# GSW - GetSwift Limited



## System (15 November 2016)

Using its Software as a Service (SaaS) platform, GetSwift provides an easy and affordable way for businesses to optimise dispatch, routing, visibility and tracking of their deliveries to end customers. It enables businesses to generate greater efficiencies, cost savings and consistency in deliveries and enhance the quality and scalability of their businesses. 

It is anticipated that GSW will list on the ASX during November 2016.

http://www.getswift.co


----------



## PinguPingu (3 October 2017)

Argh, I was looking at this a few weeks ago when it was dipping below $2 on a gap fill and really liking the tech, thought about a small position, forgot about it and next its hitting 2.80!!


----------



## JTLP (22 January 2018)

Might be lucky not to have gotten in. Seems that the lack of substance on announcements coupled with failing to update on material changes will come back and bite them.


----------



## satanoperca (25 January 2018)

Suspended on the ASX, just read.

Market cap of $550M and revenues of $340K, how does it get this market evaluation.


----------



## Cam019 (19 February 2018)

GSW to recommence trading this morning. It's going to be a bloodbath.


----------



## Cam019 (19 February 2018)

GSW gapping down over 66% on this mornings open.


----------



## greggles (19 February 2018)

Cam019 said:


> GSW gapping down over 66% on this mornings open.



It's bounced back from 98c to $1.44. An almost 50% return in 10 minutes isn't bad. Some brave traders making good money out there this morning no doubt.


----------



## galumay (19 February 2018)

Its like an out of control train with a dead driver at the wheel and no deadmans switch! Dont stand on the tracks, folks!!


----------



## satanoperca (21 February 2018)

galumay said:


> Its like an out of control train with a dead driver at the wheel and no deadmans switch! Dont stand on the tracks, folks!!




Down 40% today to $0.56, going to under $0.15 within weeks. The damage is done, don't lie to the markets.


----------



## greggles (21 February 2018)

satanoperca said:


> Down 40% today to $0.56, going to under $0.15 within weeks. The damage is done, don't lie to the markets.




$4.38 to 51c in just two and a half months is scandalous. I can smell a class action over this. Holders must be absolutely furious.


----------



## galumay (21 February 2018)

greggles said:


> Holders must be absolutely furious.




Most hodlers have only themselves to blame. This was never an investible business IMO.


----------



## JTLP (21 February 2018)
= = = =
**YOUR TASK**. In the GetSwift forum thread, by how much did GSW gap down at the open on the morning of 19 February 2018? The records that follow have no connection to the GetSwift forum thread.

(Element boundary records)
= = = =
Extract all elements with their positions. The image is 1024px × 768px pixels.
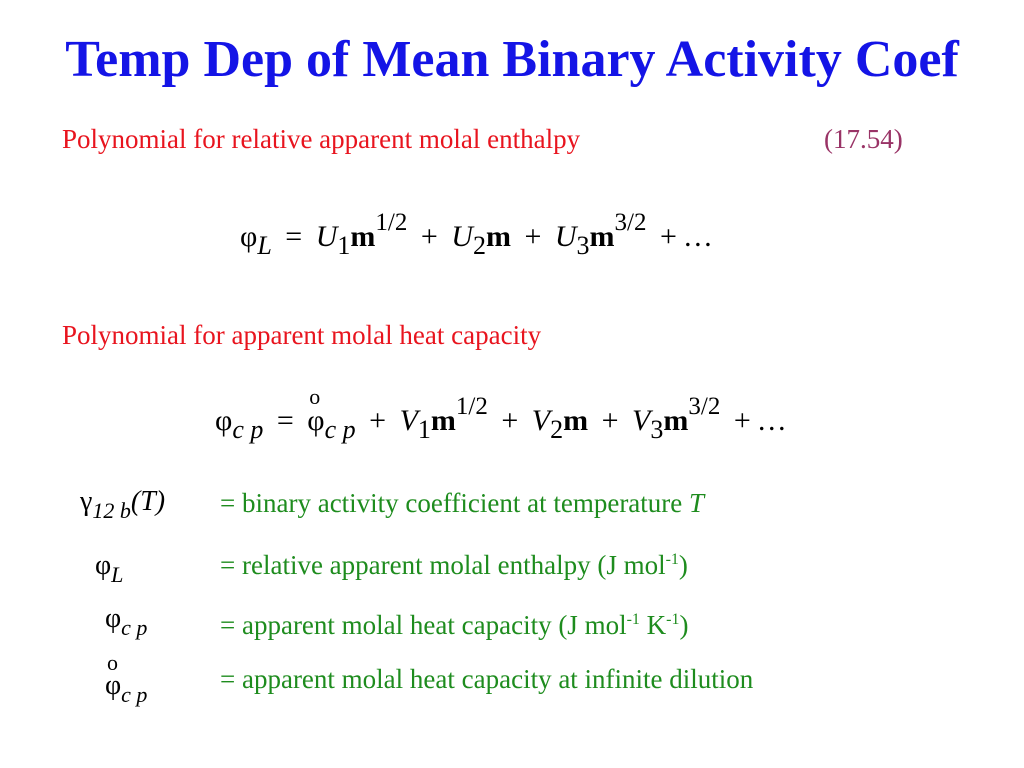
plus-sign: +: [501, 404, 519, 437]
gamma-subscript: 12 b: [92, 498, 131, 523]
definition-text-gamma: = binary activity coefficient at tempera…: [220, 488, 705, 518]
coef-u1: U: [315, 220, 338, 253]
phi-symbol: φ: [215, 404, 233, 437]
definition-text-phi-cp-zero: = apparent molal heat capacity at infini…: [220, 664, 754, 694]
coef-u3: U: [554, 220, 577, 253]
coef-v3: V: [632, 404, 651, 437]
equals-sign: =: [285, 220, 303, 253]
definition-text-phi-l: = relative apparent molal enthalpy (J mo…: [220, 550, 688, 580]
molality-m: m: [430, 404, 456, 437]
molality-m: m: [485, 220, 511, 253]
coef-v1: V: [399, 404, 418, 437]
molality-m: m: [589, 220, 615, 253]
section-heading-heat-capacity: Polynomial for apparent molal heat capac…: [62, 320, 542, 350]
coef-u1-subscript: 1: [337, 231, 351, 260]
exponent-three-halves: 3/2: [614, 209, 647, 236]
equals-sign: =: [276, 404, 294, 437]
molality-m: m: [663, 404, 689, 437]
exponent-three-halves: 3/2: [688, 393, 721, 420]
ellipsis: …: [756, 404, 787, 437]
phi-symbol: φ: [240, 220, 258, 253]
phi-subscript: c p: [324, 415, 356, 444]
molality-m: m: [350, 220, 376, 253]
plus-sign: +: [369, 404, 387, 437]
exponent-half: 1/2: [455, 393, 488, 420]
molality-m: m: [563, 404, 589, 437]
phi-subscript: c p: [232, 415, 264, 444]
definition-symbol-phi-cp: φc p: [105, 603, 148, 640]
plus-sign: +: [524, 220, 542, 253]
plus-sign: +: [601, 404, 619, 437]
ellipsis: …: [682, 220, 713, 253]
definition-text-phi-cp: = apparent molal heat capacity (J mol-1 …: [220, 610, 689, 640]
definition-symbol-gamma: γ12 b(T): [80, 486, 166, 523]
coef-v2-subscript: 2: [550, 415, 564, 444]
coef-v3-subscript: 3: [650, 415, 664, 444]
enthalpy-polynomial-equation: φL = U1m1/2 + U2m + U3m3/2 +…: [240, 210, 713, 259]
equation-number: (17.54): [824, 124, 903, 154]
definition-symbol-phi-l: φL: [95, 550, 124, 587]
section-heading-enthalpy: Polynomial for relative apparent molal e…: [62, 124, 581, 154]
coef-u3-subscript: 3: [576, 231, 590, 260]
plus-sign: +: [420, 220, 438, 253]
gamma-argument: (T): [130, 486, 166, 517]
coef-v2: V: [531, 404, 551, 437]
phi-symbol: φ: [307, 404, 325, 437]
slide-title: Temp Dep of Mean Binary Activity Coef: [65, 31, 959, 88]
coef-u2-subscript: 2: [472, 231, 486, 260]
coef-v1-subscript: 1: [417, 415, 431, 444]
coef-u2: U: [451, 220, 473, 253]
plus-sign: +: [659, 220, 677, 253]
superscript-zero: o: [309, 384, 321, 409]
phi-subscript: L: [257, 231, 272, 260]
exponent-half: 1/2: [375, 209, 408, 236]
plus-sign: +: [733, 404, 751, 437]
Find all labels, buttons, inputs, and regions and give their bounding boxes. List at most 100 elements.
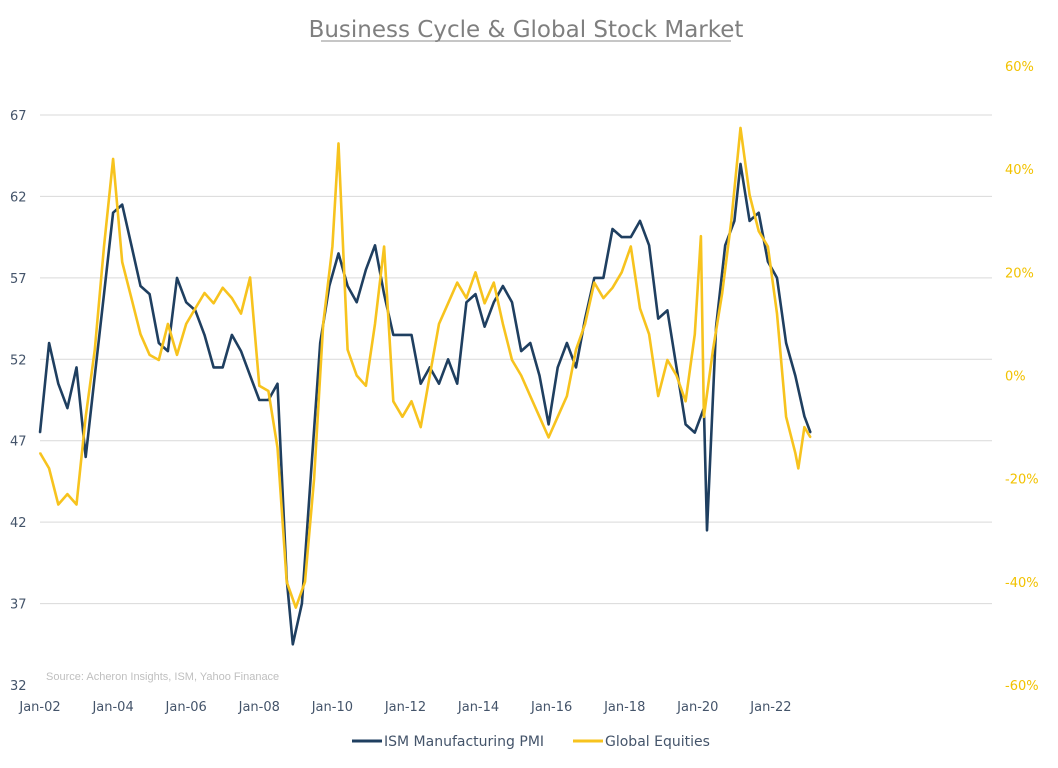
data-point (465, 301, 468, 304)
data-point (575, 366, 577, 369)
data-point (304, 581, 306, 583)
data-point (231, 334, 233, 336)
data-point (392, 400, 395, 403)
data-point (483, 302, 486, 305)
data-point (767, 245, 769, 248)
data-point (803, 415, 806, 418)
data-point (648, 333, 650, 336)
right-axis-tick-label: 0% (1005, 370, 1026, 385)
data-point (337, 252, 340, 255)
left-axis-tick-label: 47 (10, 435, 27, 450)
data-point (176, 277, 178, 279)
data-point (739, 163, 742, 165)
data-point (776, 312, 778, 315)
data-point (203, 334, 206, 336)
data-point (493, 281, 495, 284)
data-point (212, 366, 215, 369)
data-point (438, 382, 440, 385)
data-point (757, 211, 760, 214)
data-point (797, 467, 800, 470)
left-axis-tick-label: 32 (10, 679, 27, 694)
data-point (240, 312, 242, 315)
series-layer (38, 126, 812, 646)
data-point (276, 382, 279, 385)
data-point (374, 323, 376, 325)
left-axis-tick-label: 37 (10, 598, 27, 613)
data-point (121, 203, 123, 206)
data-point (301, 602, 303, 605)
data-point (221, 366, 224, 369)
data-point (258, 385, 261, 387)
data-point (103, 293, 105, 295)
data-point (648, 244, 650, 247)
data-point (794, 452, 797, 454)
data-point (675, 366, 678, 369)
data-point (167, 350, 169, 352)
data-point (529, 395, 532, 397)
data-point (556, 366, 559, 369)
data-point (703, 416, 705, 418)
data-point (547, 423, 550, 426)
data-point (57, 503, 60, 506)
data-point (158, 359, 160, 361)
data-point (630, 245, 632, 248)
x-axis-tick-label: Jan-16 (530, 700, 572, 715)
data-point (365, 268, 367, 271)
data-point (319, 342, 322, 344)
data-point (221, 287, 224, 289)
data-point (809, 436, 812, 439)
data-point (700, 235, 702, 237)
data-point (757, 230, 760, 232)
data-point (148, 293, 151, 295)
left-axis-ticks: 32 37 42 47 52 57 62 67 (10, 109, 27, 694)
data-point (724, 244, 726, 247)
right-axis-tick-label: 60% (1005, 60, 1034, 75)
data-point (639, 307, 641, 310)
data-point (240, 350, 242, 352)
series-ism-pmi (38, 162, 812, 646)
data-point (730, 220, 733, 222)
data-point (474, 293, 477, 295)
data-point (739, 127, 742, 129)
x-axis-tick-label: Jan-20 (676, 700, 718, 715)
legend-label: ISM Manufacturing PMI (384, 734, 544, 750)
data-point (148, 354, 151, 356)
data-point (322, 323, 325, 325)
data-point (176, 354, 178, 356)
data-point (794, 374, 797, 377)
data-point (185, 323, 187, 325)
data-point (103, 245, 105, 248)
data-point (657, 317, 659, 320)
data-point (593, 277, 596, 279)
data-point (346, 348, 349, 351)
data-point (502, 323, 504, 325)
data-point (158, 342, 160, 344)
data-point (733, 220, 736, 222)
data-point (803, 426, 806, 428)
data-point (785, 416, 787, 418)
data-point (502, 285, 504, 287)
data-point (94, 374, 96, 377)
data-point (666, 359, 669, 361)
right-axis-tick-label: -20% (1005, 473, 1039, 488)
= = = =
**PROBLEM SOLUTION**. It gapped down over 66%.